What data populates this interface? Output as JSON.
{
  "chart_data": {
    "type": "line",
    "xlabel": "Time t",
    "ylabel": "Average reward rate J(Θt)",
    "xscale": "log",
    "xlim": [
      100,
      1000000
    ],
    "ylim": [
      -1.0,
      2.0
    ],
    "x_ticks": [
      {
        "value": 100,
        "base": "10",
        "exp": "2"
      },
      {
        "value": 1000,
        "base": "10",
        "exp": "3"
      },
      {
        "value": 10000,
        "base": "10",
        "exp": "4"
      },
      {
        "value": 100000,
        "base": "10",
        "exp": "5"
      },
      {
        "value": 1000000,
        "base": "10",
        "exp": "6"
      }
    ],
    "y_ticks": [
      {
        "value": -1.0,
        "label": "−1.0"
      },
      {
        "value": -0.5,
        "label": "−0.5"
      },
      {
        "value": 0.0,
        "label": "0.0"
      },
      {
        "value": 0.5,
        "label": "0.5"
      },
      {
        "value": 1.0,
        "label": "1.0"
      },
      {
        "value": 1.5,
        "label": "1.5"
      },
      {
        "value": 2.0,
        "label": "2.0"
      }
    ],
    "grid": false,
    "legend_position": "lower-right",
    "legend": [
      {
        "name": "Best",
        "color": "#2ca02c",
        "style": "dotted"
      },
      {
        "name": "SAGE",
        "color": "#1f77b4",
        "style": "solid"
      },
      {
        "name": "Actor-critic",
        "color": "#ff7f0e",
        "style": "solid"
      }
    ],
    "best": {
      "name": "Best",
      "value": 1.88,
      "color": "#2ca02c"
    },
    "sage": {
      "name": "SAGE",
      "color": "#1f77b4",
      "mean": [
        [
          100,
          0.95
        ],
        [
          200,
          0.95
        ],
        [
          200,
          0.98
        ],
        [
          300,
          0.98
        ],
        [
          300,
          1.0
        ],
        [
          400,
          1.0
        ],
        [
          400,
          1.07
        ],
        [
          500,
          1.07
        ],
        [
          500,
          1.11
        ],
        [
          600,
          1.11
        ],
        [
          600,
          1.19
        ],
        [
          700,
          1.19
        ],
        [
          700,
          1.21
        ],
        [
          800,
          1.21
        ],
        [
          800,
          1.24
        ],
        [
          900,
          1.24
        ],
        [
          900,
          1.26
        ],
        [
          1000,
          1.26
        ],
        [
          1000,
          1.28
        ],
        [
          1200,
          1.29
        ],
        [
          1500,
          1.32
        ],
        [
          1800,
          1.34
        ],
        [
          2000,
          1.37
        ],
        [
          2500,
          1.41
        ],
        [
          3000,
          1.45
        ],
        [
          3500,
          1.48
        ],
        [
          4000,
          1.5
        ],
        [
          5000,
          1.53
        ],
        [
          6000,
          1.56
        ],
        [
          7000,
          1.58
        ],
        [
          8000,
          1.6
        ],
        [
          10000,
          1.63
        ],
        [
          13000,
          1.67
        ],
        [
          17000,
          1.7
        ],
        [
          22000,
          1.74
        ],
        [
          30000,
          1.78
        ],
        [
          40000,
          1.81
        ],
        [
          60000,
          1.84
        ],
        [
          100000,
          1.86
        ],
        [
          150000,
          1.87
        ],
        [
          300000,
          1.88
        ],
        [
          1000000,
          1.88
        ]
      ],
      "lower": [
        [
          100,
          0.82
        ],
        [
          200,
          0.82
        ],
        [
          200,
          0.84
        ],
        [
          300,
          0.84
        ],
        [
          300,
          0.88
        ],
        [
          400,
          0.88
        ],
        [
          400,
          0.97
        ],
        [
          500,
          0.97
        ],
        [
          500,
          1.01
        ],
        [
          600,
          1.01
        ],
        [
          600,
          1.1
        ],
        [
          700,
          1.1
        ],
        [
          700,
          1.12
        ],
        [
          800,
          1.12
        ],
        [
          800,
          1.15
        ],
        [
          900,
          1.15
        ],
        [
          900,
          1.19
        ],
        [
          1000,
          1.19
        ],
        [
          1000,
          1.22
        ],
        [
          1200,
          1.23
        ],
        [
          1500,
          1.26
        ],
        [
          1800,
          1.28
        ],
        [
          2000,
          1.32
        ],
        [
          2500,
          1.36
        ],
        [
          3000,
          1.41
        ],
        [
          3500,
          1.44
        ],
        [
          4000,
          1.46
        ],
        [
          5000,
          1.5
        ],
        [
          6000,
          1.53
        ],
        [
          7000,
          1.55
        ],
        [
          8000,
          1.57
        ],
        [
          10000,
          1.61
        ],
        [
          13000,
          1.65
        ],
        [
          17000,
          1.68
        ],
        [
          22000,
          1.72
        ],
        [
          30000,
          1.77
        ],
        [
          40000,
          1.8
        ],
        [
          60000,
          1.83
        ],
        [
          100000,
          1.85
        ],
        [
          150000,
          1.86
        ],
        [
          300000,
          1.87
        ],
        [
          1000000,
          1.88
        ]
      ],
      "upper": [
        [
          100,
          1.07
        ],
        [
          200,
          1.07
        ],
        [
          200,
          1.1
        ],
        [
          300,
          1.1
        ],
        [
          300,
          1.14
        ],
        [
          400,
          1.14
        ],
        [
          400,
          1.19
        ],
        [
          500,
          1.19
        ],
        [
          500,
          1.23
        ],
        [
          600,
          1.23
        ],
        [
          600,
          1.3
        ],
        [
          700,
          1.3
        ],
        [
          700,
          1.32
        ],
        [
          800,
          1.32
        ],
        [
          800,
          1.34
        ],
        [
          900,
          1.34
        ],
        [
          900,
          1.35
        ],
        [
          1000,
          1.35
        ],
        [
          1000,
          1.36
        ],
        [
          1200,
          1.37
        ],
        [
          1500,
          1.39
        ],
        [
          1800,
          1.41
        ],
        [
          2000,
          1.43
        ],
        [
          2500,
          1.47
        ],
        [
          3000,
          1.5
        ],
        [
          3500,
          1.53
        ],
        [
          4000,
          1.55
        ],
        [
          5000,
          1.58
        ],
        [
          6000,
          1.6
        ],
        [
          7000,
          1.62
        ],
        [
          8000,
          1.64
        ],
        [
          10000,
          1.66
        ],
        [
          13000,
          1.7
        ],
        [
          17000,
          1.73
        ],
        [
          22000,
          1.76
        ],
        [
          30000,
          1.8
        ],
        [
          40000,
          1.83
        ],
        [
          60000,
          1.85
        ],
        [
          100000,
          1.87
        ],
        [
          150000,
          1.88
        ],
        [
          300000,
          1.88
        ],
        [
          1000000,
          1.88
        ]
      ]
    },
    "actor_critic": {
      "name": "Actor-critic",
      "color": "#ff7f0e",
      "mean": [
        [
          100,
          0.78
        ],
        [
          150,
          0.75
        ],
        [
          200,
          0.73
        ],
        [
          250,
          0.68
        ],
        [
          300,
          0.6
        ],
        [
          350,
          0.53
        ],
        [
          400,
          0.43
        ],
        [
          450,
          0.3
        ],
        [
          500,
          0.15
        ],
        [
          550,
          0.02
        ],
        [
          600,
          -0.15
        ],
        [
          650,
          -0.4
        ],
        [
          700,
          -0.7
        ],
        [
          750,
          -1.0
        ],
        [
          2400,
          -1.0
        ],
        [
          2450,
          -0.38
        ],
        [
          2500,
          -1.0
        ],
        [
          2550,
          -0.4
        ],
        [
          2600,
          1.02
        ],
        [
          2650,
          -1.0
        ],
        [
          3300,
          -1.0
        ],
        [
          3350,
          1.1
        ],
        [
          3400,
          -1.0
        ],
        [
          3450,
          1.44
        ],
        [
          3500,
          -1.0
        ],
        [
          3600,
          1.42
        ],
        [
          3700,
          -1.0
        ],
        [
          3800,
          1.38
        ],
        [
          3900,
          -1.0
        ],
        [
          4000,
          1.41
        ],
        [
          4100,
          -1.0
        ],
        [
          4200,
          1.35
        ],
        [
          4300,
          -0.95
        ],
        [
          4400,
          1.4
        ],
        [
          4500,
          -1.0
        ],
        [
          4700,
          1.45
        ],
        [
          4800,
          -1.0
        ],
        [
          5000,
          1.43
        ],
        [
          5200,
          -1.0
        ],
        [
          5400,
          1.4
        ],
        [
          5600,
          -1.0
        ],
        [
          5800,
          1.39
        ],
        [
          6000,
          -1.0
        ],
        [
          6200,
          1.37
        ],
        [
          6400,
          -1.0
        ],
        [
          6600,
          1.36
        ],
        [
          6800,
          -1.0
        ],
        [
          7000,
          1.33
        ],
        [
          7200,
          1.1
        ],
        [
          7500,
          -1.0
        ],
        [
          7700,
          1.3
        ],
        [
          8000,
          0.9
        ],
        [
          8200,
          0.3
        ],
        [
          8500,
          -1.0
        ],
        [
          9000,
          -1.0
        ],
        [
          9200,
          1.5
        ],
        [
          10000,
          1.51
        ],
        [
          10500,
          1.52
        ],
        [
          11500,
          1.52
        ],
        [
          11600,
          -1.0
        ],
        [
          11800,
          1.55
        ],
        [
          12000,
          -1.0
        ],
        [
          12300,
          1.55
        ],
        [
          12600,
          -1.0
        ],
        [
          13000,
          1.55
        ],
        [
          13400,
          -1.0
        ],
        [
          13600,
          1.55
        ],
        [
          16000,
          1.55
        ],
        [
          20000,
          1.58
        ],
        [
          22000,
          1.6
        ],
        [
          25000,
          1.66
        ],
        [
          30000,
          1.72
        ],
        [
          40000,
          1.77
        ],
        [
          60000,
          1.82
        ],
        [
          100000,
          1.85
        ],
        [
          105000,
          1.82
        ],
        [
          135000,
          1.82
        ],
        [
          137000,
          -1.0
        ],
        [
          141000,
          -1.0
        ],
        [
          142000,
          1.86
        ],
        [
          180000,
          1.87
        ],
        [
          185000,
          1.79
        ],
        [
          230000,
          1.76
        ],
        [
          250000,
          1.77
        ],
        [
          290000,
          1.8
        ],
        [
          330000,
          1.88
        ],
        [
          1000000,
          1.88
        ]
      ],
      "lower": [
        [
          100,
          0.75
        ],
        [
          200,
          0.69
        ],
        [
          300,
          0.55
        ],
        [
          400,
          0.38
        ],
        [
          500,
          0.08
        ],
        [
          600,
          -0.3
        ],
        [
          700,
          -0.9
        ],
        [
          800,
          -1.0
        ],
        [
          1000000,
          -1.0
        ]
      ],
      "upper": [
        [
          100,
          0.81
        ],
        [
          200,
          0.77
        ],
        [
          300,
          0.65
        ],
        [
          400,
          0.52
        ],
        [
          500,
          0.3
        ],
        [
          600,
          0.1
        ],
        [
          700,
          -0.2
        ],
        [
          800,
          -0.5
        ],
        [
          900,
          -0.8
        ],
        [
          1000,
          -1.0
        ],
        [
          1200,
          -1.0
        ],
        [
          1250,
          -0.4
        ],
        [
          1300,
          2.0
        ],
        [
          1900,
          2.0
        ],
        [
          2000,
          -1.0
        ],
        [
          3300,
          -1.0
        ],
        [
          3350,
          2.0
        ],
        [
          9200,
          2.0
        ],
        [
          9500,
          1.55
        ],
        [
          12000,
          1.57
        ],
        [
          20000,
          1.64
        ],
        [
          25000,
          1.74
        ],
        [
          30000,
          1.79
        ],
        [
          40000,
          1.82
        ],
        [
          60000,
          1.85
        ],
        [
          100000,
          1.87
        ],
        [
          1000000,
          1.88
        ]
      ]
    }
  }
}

☆ ☆ ☆ ☆ ☆ ☆ ☆

▶ **Task description**
Provide the number of lines in these entries that hold the word "color", without any accompanying text.

▶ **Complete answer**
6